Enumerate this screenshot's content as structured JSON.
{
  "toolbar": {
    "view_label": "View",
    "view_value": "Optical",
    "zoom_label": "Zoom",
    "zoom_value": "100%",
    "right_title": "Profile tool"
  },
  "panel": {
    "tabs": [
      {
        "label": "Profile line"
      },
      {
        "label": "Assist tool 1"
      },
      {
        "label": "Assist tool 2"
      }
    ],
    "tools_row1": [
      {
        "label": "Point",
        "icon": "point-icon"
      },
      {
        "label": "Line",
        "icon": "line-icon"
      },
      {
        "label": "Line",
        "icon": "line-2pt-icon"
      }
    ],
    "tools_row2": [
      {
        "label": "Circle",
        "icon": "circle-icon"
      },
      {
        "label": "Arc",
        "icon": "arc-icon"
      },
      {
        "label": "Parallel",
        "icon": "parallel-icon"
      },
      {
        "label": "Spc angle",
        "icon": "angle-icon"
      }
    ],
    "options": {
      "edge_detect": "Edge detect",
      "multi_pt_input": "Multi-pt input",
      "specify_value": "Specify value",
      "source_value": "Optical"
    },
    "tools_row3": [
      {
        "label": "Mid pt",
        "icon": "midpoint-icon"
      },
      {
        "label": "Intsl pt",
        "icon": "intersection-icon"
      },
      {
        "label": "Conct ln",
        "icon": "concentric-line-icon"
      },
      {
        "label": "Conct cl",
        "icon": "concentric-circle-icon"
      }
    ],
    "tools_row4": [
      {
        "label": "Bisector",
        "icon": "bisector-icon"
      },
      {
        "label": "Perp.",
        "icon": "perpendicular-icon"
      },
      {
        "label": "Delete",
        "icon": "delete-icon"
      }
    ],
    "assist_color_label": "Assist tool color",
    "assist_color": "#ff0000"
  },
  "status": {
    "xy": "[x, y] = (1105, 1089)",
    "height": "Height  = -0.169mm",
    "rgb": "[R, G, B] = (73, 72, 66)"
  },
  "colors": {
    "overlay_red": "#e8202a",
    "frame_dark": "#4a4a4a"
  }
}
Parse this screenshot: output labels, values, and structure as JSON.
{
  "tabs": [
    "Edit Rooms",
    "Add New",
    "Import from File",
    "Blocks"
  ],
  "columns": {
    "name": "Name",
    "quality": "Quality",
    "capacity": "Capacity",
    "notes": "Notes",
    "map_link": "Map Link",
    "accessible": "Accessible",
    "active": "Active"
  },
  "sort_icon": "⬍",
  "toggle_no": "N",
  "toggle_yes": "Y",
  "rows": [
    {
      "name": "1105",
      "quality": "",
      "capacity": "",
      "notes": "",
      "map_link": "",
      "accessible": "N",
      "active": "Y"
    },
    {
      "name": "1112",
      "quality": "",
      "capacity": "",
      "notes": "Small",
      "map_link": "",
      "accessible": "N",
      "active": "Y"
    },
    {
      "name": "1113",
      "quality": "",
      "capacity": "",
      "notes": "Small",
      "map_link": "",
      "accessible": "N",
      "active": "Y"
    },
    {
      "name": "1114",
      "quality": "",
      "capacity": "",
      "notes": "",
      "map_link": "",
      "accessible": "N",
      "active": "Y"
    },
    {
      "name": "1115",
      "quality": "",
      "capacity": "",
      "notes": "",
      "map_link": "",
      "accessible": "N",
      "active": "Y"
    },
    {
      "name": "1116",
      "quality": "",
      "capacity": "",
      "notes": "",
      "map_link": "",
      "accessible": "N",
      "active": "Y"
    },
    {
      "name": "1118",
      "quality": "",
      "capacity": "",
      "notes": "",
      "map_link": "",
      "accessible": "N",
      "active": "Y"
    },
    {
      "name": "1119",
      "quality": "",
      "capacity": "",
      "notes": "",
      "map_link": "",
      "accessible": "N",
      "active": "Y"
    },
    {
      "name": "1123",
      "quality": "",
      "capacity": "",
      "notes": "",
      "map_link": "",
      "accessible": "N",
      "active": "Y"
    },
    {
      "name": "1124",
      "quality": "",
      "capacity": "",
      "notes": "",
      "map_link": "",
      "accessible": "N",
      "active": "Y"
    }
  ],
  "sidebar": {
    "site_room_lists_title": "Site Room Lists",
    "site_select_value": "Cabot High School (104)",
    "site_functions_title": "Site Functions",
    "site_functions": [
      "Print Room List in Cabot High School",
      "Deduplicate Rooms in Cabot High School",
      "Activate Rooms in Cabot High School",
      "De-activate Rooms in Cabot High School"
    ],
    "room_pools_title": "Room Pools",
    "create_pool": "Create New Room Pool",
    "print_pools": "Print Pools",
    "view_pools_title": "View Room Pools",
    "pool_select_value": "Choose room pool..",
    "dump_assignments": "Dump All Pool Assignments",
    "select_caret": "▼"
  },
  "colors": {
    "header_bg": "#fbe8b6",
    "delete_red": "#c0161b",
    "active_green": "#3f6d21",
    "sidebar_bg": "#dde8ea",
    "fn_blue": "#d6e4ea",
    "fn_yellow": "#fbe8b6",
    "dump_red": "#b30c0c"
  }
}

**Written request:** Every line above should be retyped exactly as given.

**Full solution:**
Enumerate this screenshot's content as structured JSON.
{
  "toolbar": {
    "view_label": "View",
    "view_value": "Optical",
    "zoom_label": "Zoom",
    "zoom_value": "100%",
    "right_title": "Profile tool"
  },
  "panel": {
    "tabs": [
      {
        "label": "Profile line"
      },
      {
        "label": "Assist tool 1"
      },
      {
        "label": "Assist tool 2"
      }
    ],
    "tools_row1": [
      {
        "label": "Point",
        "icon": "point-icon"
      },
      {
        "label": "Line",
        "icon": "line-icon"
      },
      {
        "label": "Line",
        "icon": "line-2pt-icon"
      }
    ],
    "tools_row2": [
      {
        "label": "Circle",
        "icon": "circle-icon"
      },
      {
        "label": "Arc",
        "icon": "arc-icon"
      },
      {
        "label": "Parallel",
        "icon": "parallel-icon"
      },
      {
        "label": "Spc angle",
        "icon": "angle-icon"
      }
    ],
    "options": {
      "edge_detect": "Edge detect",
      "multi_pt_input": "Multi-pt input",
      "specify_value": "Specify value",
      "source_value": "Optical"
    },
    "tools_row3": [
      {
        "label": "Mid pt",
        "icon": "midpoint-icon"
      },
      {
        "label": "Intsl pt",
        "icon": "intersection-icon"
      },
      {
        "label": "Conct ln",
        "icon": "concentric-line-icon"
      },
      {
        "label": "Conct cl",
        "icon": "concentric-circle-icon"
      }
    ],
    "tools_row4": [
      {
        "label": "Bisector",
        "icon": "bisector-icon"
      },
      {
        "label": "Perp.",
        "icon": "perpendicular-icon"
      },
      {
        "label": "Delete",
        "icon": "delete-icon"
      }
    ],
    "assist_color_label": "Assist tool color",
    "assist_color": "#ff0000"
  },
  "status": {
    "xy": "[x, y] = (1105, 1089)",
    "height": "Height  = -0.169mm",
    "rgb": "[R, G, B] = (73, 72, 66)"
  },
  "colors": {
    "overlay_red": "#e8202a",
    "frame_dark": "#4a4a4a"
  }
}
Parse this screenshot: output labels, values, and structure as JSON.
{
  "tabs": [
    "Edit Rooms",
    "Add New",
    "Import from File",
    "Blocks"
  ],
  "columns": {
    "name": "Name",
    "quality": "Quality",
    "capacity": "Capacity",
    "notes": "Notes",
    "map_link": "Map Link",
    "accessible": "Accessible",
    "active": "Active"
  },
  "sort_icon": "⬍",
  "toggle_no": "N",
  "toggle_yes": "Y",
  "rows": [
    {
      "name": "1105",
      "quality": "",
      "capacity": "",
      "notes": "",
      "map_link": "",
      "accessible": "N",
      "active": "Y"
    },
    {
      "name": "1112",
      "quality": "",
      "capacity": "",
      "notes": "Small",
      "map_link": "",
      "accessible": "N",
      "active": "Y"
    },
    {
      "name": "1113",
      "quality": "",
      "capacity": "",
      "notes": "Small",
      "map_link": "",
      "accessible": "N",
      "active": "Y"
    },
    {
      "name": "1114",
      "quality": "",
      "capacity": "",
      "notes": "",
      "map_link": "",
      "accessible": "N",
      "active": "Y"
    },
    {
      "name": "1115",
      "quality": "",
      "capacity": "",
      "notes": "",
      "map_link": "",
      "accessible": "N",
      "active": "Y"
    },
    {
      "name": "1116",
      "quality": "",
      "capacity": "",
      "notes": "",
      "map_link": "",
      "accessible": "N",
      "active": "Y"
    },
    {
      "name": "1118",
      "quality": "",
      "capacity": "",
      "notes": "",
      "map_link": "",
      "accessible": "N",
      "active": "Y"
    },
    {
      "name": "1119",
      "quality": "",
      "capacity": "",
      "notes": "",
      "map_link": "",
      "accessible": "N",
      "active": "Y"
    },
    {
      "name": "1123",
      "quality": "",
      "capacity": "",
      "notes": "",
      "map_link": "",
      "accessible": "N",
      "active": "Y"
    },
    {
      "name": "1124",
      "quality": "",
      "capacity": "",
      "notes": "",
      "map_link": "",
      "accessible": "N",
      "active": "Y"
    }
  ],
  "sidebar": {
    "site_room_lists_title": "Site Room Lists",
    "site_select_value": "Cabot High School (104)",
    "site_functions_title": "Site Functions",
    "site_functions": [
      "Print Room List in Cabot High School",
      "Deduplicate Rooms in Cabot High School",
      "Activate Rooms in Cabot High School",
      "De-activate Rooms in Cabot High School"
    ],
    "room_pools_title": "Room Pools",
    "create_pool": "Create New Room Pool",
    "print_pools": "Print Pools",
    "view_pools_title": "View Room Pools",
    "pool_select_value": "Choose room pool..",
    "dump_assignments": "Dump All Pool Assignments",
    "select_caret": "▼"
  },
  "colors": {
    "header_bg": "#fbe8b6",
    "delete_red": "#c0161b",
    "active_green": "#3f6d21",
    "sidebar_bg": "#dde8ea",
    "fn_blue": "#d6e4ea",
    "fn_yellow": "#fbe8b6",
    "dump_red": "#b30c0c"
  }
}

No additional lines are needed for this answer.